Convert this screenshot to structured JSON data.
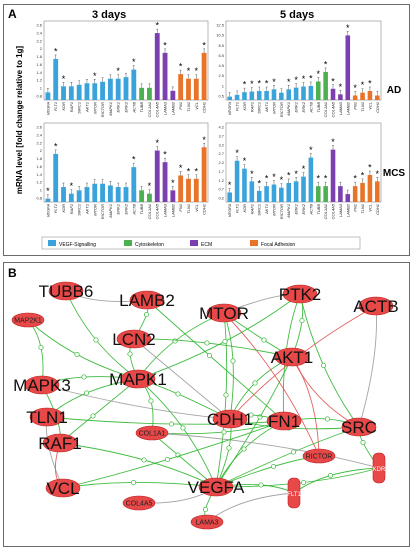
{
  "panel_a": {
    "label": "A",
    "col_titles": [
      "3 days",
      "5 days"
    ],
    "ylabel": "mRNA level [fold change relative to 1g]",
    "row_labels": [
      "AD",
      "MCS"
    ],
    "legend": [
      {
        "name": "VEGF-Signalling",
        "color": "#3aa3dc"
      },
      {
        "name": "Cytoskeleton",
        "color": "#4caf50"
      },
      {
        "name": "ECM",
        "color": "#7b3fb0"
      },
      {
        "name": "Focal Adhesion",
        "color": "#e8742a"
      }
    ],
    "genes_3d": [
      "VEGFA",
      "FLT1",
      "KDR",
      "RAF1",
      "SIRC1",
      "AKT1",
      "MTOR",
      "RICTOR",
      "MAPK1",
      "ERK1",
      "ERK2",
      "ACTB",
      "TUBB",
      "COL1A1",
      "COL4A5",
      "LAMA3",
      "LAMB2",
      "FN1",
      "TLN1",
      "VCL",
      "CDH1"
    ],
    "genes_5d": [
      "VEGFA",
      "FLT1",
      "KDR",
      "RAF1",
      "SIRC1",
      "AKT1",
      "MTOR",
      "RICTOR",
      "MAPK1",
      "ERK1",
      "ERK2",
      "ACTB",
      "TUBB",
      "COL1A1",
      "COL4A5",
      "LAMA3",
      "LAMB2",
      "FN1",
      "TLN1",
      "VCL",
      "CDH1"
    ]
  },
  "chart_data": [
    {
      "type": "bar",
      "title": "3 days",
      "row": "AD",
      "ylim": [
        0.6,
        3.0
      ],
      "yticks": [
        "2.6",
        "2.4",
        "2.2",
        "2",
        "1.8",
        "1.6",
        "1.4",
        "1.2",
        "1",
        "0.8"
      ],
      "categories": [
        "VEGFA",
        "FLT1",
        "KDR",
        "RAF1",
        "SIRC1",
        "AKT1",
        "MTOR",
        "RICTOR",
        "MAPK1",
        "ERK1",
        "ERK2",
        "ACTB",
        "TUBB",
        "COL1A1",
        "COL4A5",
        "LAMA3",
        "LAMB2",
        "FN1",
        "TLN1",
        "VCL",
        "CDH1"
      ],
      "values": [
        0.85,
        1.95,
        1.05,
        1.05,
        1.1,
        1.15,
        1.15,
        1.2,
        1.3,
        1.3,
        1.35,
        1.6,
        1.0,
        1.0,
        2.8,
        2.15,
        0.9,
        1.45,
        1.3,
        1.3,
        2.15
      ],
      "groups": [
        "v",
        "v",
        "v",
        "v",
        "v",
        "v",
        "v",
        "v",
        "v",
        "v",
        "v",
        "v",
        "c",
        "c",
        "e",
        "e",
        "e",
        "f",
        "f",
        "f",
        "f"
      ],
      "stars": [
        false,
        true,
        true,
        false,
        false,
        false,
        true,
        false,
        false,
        true,
        false,
        true,
        false,
        false,
        true,
        true,
        false,
        true,
        true,
        true,
        true
      ]
    },
    {
      "type": "bar",
      "title": "5 days",
      "row": "AD",
      "ylim": [
        0,
        13
      ],
      "yticks": [
        "12.5",
        "10.5",
        "8.5",
        "6.5",
        "4.5",
        "2.5",
        "1",
        "0.5"
      ],
      "categories": [
        "VEGFA",
        "FLT1",
        "KDR",
        "RAF1",
        "SIRC1",
        "AKT1",
        "MTOR",
        "RICTOR",
        "MAPK1",
        "ERK1",
        "ERK2",
        "ACTB",
        "TUBB",
        "COL1A1",
        "COL4A5",
        "LAMA3",
        "LAMB2",
        "FN1",
        "TLN1",
        "VCL",
        "CDH1"
      ],
      "values": [
        0.6,
        0.9,
        1.4,
        1.5,
        1.6,
        1.6,
        1.9,
        1.3,
        1.9,
        2.2,
        2.4,
        2.5,
        3.3,
        5.0,
        2.0,
        1.0,
        11.5,
        0.8,
        1.3,
        1.6,
        0.8
      ],
      "groups": [
        "v",
        "v",
        "v",
        "v",
        "v",
        "v",
        "v",
        "v",
        "v",
        "v",
        "v",
        "v",
        "c",
        "c",
        "e",
        "e",
        "e",
        "f",
        "f",
        "f",
        "f"
      ],
      "stars": [
        false,
        false,
        true,
        true,
        true,
        true,
        true,
        false,
        true,
        true,
        true,
        true,
        true,
        true,
        true,
        true,
        true,
        true,
        true,
        true,
        false
      ]
    },
    {
      "type": "bar",
      "title": "3 days",
      "row": "MCS",
      "ylim": [
        0.6,
        2.8
      ],
      "yticks": [
        "2.6",
        "2.4",
        "2.2",
        "2",
        "1.8",
        "1.6",
        "1.4",
        "1.2",
        "1",
        "0.8"
      ],
      "categories": [
        "VEGFA",
        "FLT1",
        "KDR",
        "RAF1",
        "SIRC1",
        "AKT1",
        "MTOR",
        "RICTOR",
        "MAPK1",
        "ERK1",
        "ERK2",
        "ACTB",
        "TUBB",
        "COL1A1",
        "COL4A5",
        "LAMA3",
        "LAMB2",
        "FN1",
        "TLN1",
        "VCL",
        "CDH1"
      ],
      "values": [
        0.7,
        2.05,
        1.05,
        0.85,
        0.95,
        1.05,
        1.15,
        1.15,
        1.1,
        1.05,
        1.05,
        1.65,
        0.95,
        0.85,
        2.15,
        1.8,
        0.95,
        1.4,
        1.3,
        1.3,
        2.25
      ],
      "groups": [
        "v",
        "v",
        "v",
        "v",
        "v",
        "v",
        "v",
        "v",
        "v",
        "v",
        "v",
        "v",
        "c",
        "c",
        "e",
        "e",
        "e",
        "f",
        "f",
        "f",
        "f"
      ],
      "stars": [
        true,
        true,
        false,
        true,
        false,
        false,
        false,
        false,
        false,
        false,
        false,
        true,
        false,
        true,
        true,
        true,
        true,
        true,
        true,
        true,
        true
      ]
    },
    {
      "type": "bar",
      "title": "5 days",
      "row": "MCS",
      "ylim": [
        0,
        4.6
      ],
      "yticks": [
        "4.2",
        "3.7",
        "3.2",
        "2.7",
        "2.2",
        "1.7",
        "1.2",
        "0.7",
        "0.2"
      ],
      "categories": [
        "VEGFA",
        "FLT1",
        "KDR",
        "RAF1",
        "SIRC1",
        "AKT1",
        "MTOR",
        "RICTOR",
        "MAPK1",
        "ERK1",
        "ERK2",
        "ACTB",
        "TUBB",
        "COL1A1",
        "COL4A5",
        "LAMA3",
        "LAMB2",
        "FN1",
        "TLN1",
        "VCL",
        "CDH1"
      ],
      "values": [
        0.6,
        2.6,
        2.1,
        1.3,
        0.7,
        1.0,
        1.1,
        0.9,
        1.2,
        1.3,
        1.6,
        2.8,
        1.0,
        1.0,
        3.3,
        1.0,
        0.5,
        1.0,
        1.2,
        1.7,
        1.3
      ],
      "groups": [
        "v",
        "v",
        "v",
        "v",
        "v",
        "v",
        "v",
        "v",
        "v",
        "v",
        "v",
        "v",
        "c",
        "c",
        "e",
        "e",
        "e",
        "f",
        "f",
        "f",
        "f"
      ],
      "stars": [
        true,
        true,
        true,
        true,
        true,
        true,
        true,
        true,
        true,
        true,
        true,
        true,
        true,
        true,
        true,
        false,
        false,
        true,
        true,
        true,
        true
      ]
    }
  ],
  "panel_b": {
    "label": "B",
    "nodes": [
      {
        "id": "TUBB6",
        "big": true
      },
      {
        "id": "LAMB2",
        "big": true
      },
      {
        "id": "MTOR",
        "big": true
      },
      {
        "id": "PTK2",
        "big": true
      },
      {
        "id": "ACTB",
        "big": true
      },
      {
        "id": "MAP2K1",
        "big": false
      },
      {
        "id": "LCN2",
        "big": true
      },
      {
        "id": "AKT1",
        "big": true
      },
      {
        "id": "MAPK3",
        "big": true
      },
      {
        "id": "MAPK1",
        "big": true
      },
      {
        "id": "TLN1",
        "big": true
      },
      {
        "id": "CDH1",
        "big": true
      },
      {
        "id": "FN1",
        "big": true
      },
      {
        "id": "SRC",
        "big": true
      },
      {
        "id": "RAF1",
        "big": true
      },
      {
        "id": "COL1A1",
        "big": false
      },
      {
        "id": "RICTOR",
        "big": false
      },
      {
        "id": "KDR",
        "big": false
      },
      {
        "id": "VCL",
        "big": true
      },
      {
        "id": "COL4A5",
        "big": false
      },
      {
        "id": "VEGFA",
        "big": true
      },
      {
        "id": "FLT1",
        "big": false
      },
      {
        "id": "LAMA3",
        "big": false
      }
    ]
  }
}
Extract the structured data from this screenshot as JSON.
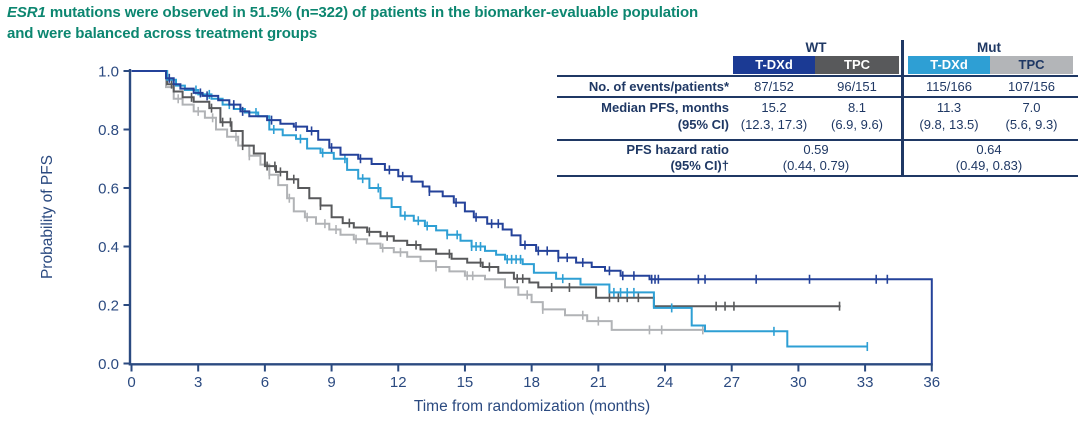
{
  "title": {
    "gene": "ESR1",
    "line1_rest": " mutations were observed in 51.5% (n=322) of patients in the biomarker-evaluable population",
    "line2": "and were balanced across treatment groups",
    "color": "#0c8670"
  },
  "results_table": {
    "group_headers": [
      "WT",
      "Mut"
    ],
    "columns": [
      {
        "label": "T-DXd",
        "bg": "#1b3a94",
        "fg": "#ffffff"
      },
      {
        "label": "TPC",
        "bg": "#58595b",
        "fg": "#ffffff"
      },
      {
        "label": "T-DXd",
        "bg": "#2e9fd4",
        "fg": "#ffffff"
      },
      {
        "label": "TPC",
        "bg": "#b3b5b8",
        "fg": "#1f3864"
      }
    ],
    "rows": {
      "events": {
        "label": "No. of events/patients*",
        "values": [
          "87/152",
          "96/151",
          "115/166",
          "107/156"
        ]
      },
      "median": {
        "label": "Median PFS, months",
        "label2": "(95% CI)",
        "values": [
          "15.2",
          "8.1",
          "11.3",
          "7.0"
        ],
        "ci": [
          "(12.3, 17.3)",
          "(6.9, 9.6)",
          "(9.8, 13.5)",
          "(5.6, 9.3)"
        ]
      },
      "hazard": {
        "label": "PFS hazard ratio",
        "label2": "(95% CI)†",
        "values": [
          "0.59",
          "0.64"
        ],
        "ci": [
          "(0.44, 0.79)",
          "(0.49, 0.83)"
        ]
      }
    }
  },
  "chart_data": {
    "type": "line",
    "subtype": "kaplan-meier",
    "xlabel": "Time from randomization (months)",
    "ylabel": "Probability of PFS",
    "xlim": [
      0,
      36
    ],
    "xticks": [
      0,
      3,
      6,
      9,
      12,
      15,
      18,
      21,
      24,
      27,
      30,
      33,
      36
    ],
    "ylim": [
      0,
      1.0
    ],
    "yticks": [
      0.0,
      0.2,
      0.4,
      0.6,
      0.8,
      1.0
    ],
    "grid": false,
    "legend": "none (series identified by table header colors)",
    "axis_color": "#2b4a80",
    "series": [
      {
        "name": "Mut TPC",
        "color": "#b1b3b6",
        "median_months": 7.0,
        "steps": [
          [
            0,
            1.0
          ],
          [
            1.4,
            1.0
          ],
          [
            1.55,
            0.945
          ],
          [
            1.9,
            0.905
          ],
          [
            2.3,
            0.885
          ],
          [
            2.8,
            0.862
          ],
          [
            3.3,
            0.84
          ],
          [
            3.8,
            0.8
          ],
          [
            4.3,
            0.775
          ],
          [
            4.8,
            0.745
          ],
          [
            5.3,
            0.71
          ],
          [
            5.8,
            0.68
          ],
          [
            6.2,
            0.645
          ],
          [
            6.6,
            0.61
          ],
          [
            7.0,
            0.565
          ],
          [
            7.3,
            0.52
          ],
          [
            7.8,
            0.5
          ],
          [
            8.3,
            0.478
          ],
          [
            8.9,
            0.458
          ],
          [
            9.4,
            0.44
          ],
          [
            10.0,
            0.425
          ],
          [
            10.6,
            0.41
          ],
          [
            11.2,
            0.395
          ],
          [
            11.8,
            0.38
          ],
          [
            12.4,
            0.365
          ],
          [
            13.0,
            0.35
          ],
          [
            13.7,
            0.33
          ],
          [
            14.3,
            0.315
          ],
          [
            15.0,
            0.3
          ],
          [
            15.9,
            0.288
          ],
          [
            16.8,
            0.26
          ],
          [
            17.4,
            0.235
          ],
          [
            18.0,
            0.21
          ],
          [
            18.5,
            0.185
          ],
          [
            19.5,
            0.165
          ],
          [
            20.5,
            0.145
          ],
          [
            21.6,
            0.115
          ],
          [
            25.8,
            0.115
          ]
        ],
        "censors": [
          2.1,
          3.0,
          3.65,
          4.7,
          5.3,
          6.2,
          7.1,
          7.9,
          8.7,
          9.2,
          10.1,
          11.3,
          12.1,
          13.7,
          15.1,
          15.35,
          17.8,
          18.5,
          20.3,
          21.0,
          23.3,
          23.85,
          25.7
        ]
      },
      {
        "name": "WT TPC",
        "color": "#58595b",
        "median_months": 8.1,
        "steps": [
          [
            0,
            1.0
          ],
          [
            1.4,
            1.0
          ],
          [
            1.6,
            0.955
          ],
          [
            1.9,
            0.93
          ],
          [
            2.3,
            0.91
          ],
          [
            2.8,
            0.895
          ],
          [
            3.5,
            0.873
          ],
          [
            4.0,
            0.825
          ],
          [
            4.5,
            0.795
          ],
          [
            5.0,
            0.745
          ],
          [
            5.5,
            0.718
          ],
          [
            6.0,
            0.675
          ],
          [
            6.5,
            0.655
          ],
          [
            7.0,
            0.63
          ],
          [
            7.5,
            0.6
          ],
          [
            8.0,
            0.565
          ],
          [
            8.5,
            0.54
          ],
          [
            9.0,
            0.5
          ],
          [
            9.5,
            0.48
          ],
          [
            10.0,
            0.465
          ],
          [
            10.6,
            0.45
          ],
          [
            11.2,
            0.435
          ],
          [
            11.8,
            0.42
          ],
          [
            12.4,
            0.405
          ],
          [
            13.0,
            0.39
          ],
          [
            13.7,
            0.375
          ],
          [
            14.4,
            0.358
          ],
          [
            15.1,
            0.345
          ],
          [
            15.8,
            0.33
          ],
          [
            16.5,
            0.31
          ],
          [
            17.2,
            0.29
          ],
          [
            17.9,
            0.277
          ],
          [
            18.3,
            0.26
          ],
          [
            20.9,
            0.225
          ],
          [
            23.5,
            0.196
          ],
          [
            31.9,
            0.196
          ]
        ],
        "censors": [
          1.8,
          2.7,
          3.6,
          4.1,
          4.45,
          5.0,
          6.1,
          6.45,
          6.7,
          7.3,
          8.5,
          9.8,
          10.7,
          11.5,
          12.8,
          14.3,
          15.7,
          16.1,
          17.35,
          17.6,
          18.9,
          19.7,
          21.5,
          21.9,
          22.3,
          22.8,
          26.3,
          26.7,
          27.1,
          31.85
        ]
      },
      {
        "name": "Mut T-DXd",
        "color": "#2e9fd4",
        "median_months": 11.3,
        "steps": [
          [
            0,
            1.0
          ],
          [
            1.4,
            1.0
          ],
          [
            1.6,
            0.97
          ],
          [
            2.0,
            0.95
          ],
          [
            2.4,
            0.935
          ],
          [
            3.0,
            0.92
          ],
          [
            3.6,
            0.905
          ],
          [
            4.1,
            0.885
          ],
          [
            4.6,
            0.87
          ],
          [
            5.1,
            0.858
          ],
          [
            5.7,
            0.845
          ],
          [
            6.2,
            0.8
          ],
          [
            6.8,
            0.78
          ],
          [
            7.4,
            0.768
          ],
          [
            7.9,
            0.735
          ],
          [
            8.5,
            0.72
          ],
          [
            9.1,
            0.7
          ],
          [
            9.7,
            0.662
          ],
          [
            10.2,
            0.632
          ],
          [
            10.7,
            0.6
          ],
          [
            11.2,
            0.565
          ],
          [
            11.7,
            0.535
          ],
          [
            12.1,
            0.505
          ],
          [
            12.7,
            0.488
          ],
          [
            13.2,
            0.47
          ],
          [
            13.7,
            0.455
          ],
          [
            14.2,
            0.44
          ],
          [
            14.8,
            0.42
          ],
          [
            15.3,
            0.4
          ],
          [
            15.9,
            0.385
          ],
          [
            16.4,
            0.372
          ],
          [
            16.8,
            0.356
          ],
          [
            17.6,
            0.34
          ],
          [
            18.1,
            0.31
          ],
          [
            19.1,
            0.29
          ],
          [
            20.2,
            0.27
          ],
          [
            21.5,
            0.243
          ],
          [
            23.5,
            0.19
          ],
          [
            25.2,
            0.13
          ],
          [
            25.8,
            0.11
          ],
          [
            29.5,
            0.058
          ],
          [
            33.1,
            0.058
          ]
        ],
        "censors": [
          2.9,
          3.5,
          4.4,
          5.6,
          6.4,
          7.6,
          8.6,
          9.6,
          10.4,
          11.1,
          12.3,
          12.9,
          13.3,
          14.2,
          14.65,
          15.3,
          15.5,
          15.7,
          16.9,
          17.1,
          17.3,
          17.5,
          19.4,
          21.7,
          22.0,
          22.3,
          22.6,
          24.3,
          28.9,
          33.1
        ]
      },
      {
        "name": "WT T-DXd",
        "color": "#24429a",
        "median_months": 15.2,
        "steps": [
          [
            0,
            1.0
          ],
          [
            1.4,
            1.0
          ],
          [
            1.55,
            0.975
          ],
          [
            1.9,
            0.955
          ],
          [
            2.2,
            0.94
          ],
          [
            2.8,
            0.925
          ],
          [
            3.2,
            0.915
          ],
          [
            3.9,
            0.9
          ],
          [
            4.4,
            0.885
          ],
          [
            4.9,
            0.862
          ],
          [
            5.3,
            0.845
          ],
          [
            6.1,
            0.832
          ],
          [
            6.7,
            0.82
          ],
          [
            7.3,
            0.81
          ],
          [
            7.9,
            0.795
          ],
          [
            8.4,
            0.765
          ],
          [
            8.9,
            0.738
          ],
          [
            9.4,
            0.714
          ],
          [
            10.2,
            0.7
          ],
          [
            10.8,
            0.682
          ],
          [
            11.4,
            0.662
          ],
          [
            12.0,
            0.64
          ],
          [
            12.6,
            0.622
          ],
          [
            13.1,
            0.605
          ],
          [
            13.4,
            0.588
          ],
          [
            14.0,
            0.572
          ],
          [
            14.5,
            0.55
          ],
          [
            15.0,
            0.52
          ],
          [
            15.4,
            0.5
          ],
          [
            16.0,
            0.478
          ],
          [
            16.7,
            0.458
          ],
          [
            17.1,
            0.438
          ],
          [
            17.5,
            0.405
          ],
          [
            18.2,
            0.385
          ],
          [
            19.2,
            0.362
          ],
          [
            20.0,
            0.345
          ],
          [
            20.7,
            0.33
          ],
          [
            21.3,
            0.317
          ],
          [
            22.0,
            0.3
          ],
          [
            23.3,
            0.288
          ],
          [
            36,
            0.288
          ],
          [
            36,
            0
          ]
        ],
        "censors": [
          1.7,
          3.1,
          3.4,
          4.6,
          5.0,
          6.3,
          7.4,
          8.1,
          9.0,
          10.3,
          11.6,
          12.2,
          13.4,
          14.6,
          15.5,
          16.2,
          16.5,
          17.7,
          18.3,
          18.7,
          19.2,
          19.6,
          20.3,
          21.5,
          22.1,
          22.6,
          23.4,
          23.55,
          23.7,
          25.5,
          25.8,
          28.1,
          30.5,
          33.5,
          34.0
        ]
      }
    ]
  }
}
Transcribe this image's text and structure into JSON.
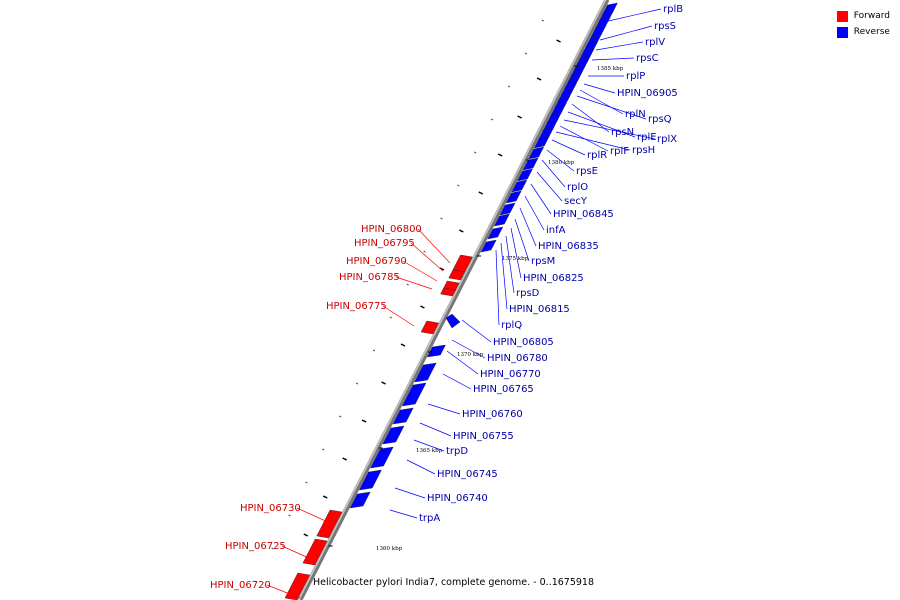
{
  "caption": "Helicobacter pylori India7, complete genome. - 0..1675918",
  "legend": [
    {
      "label": "Forward",
      "color": "#ff0000"
    },
    {
      "label": "Reverse",
      "color": "#0000ff"
    }
  ],
  "colors": {
    "forward": "#ff0000",
    "reverse": "#0000ff",
    "backbone": "#777777"
  },
  "ticks": [
    "1385 kbp",
    "1380 kbp",
    "1375 kbp",
    "1370 kbp",
    "1365 kbp",
    "1360 kbp"
  ],
  "forward_genes": [
    "HPIN_06800",
    "HPIN_06795",
    "HPIN_06790",
    "HPIN_06785",
    "HPIN_06775",
    "HPIN_06730",
    "HPIN_06725",
    "HPIN_06720"
  ],
  "reverse_genes": [
    "rplB",
    "rpsS",
    "rplV",
    "rpsC",
    "rplP",
    "HPIN_06905",
    "rplN",
    "rpsQ",
    "rpsN",
    "rplE",
    "rplX",
    "rplF",
    "rpsH",
    "rplR",
    "rpsE",
    "rplO",
    "secY",
    "HPIN_06845",
    "infA",
    "HPIN_06835",
    "rpsM",
    "HPIN_06825",
    "rpsD",
    "HPIN_06815",
    "rplQ",
    "HPIN_06805",
    "HPIN_06780",
    "HPIN_06770",
    "HPIN_06765",
    "HPIN_06760",
    "HPIN_06755",
    "trpD",
    "HPIN_06745",
    "HPIN_06740",
    "trpA"
  ]
}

### What this task involves
Note each line above that contains "screenshot" and copy it out.

### Exercise answer
Convert this screenshot to structured JSON data.
Extract the structured data from this screenshot as JSON.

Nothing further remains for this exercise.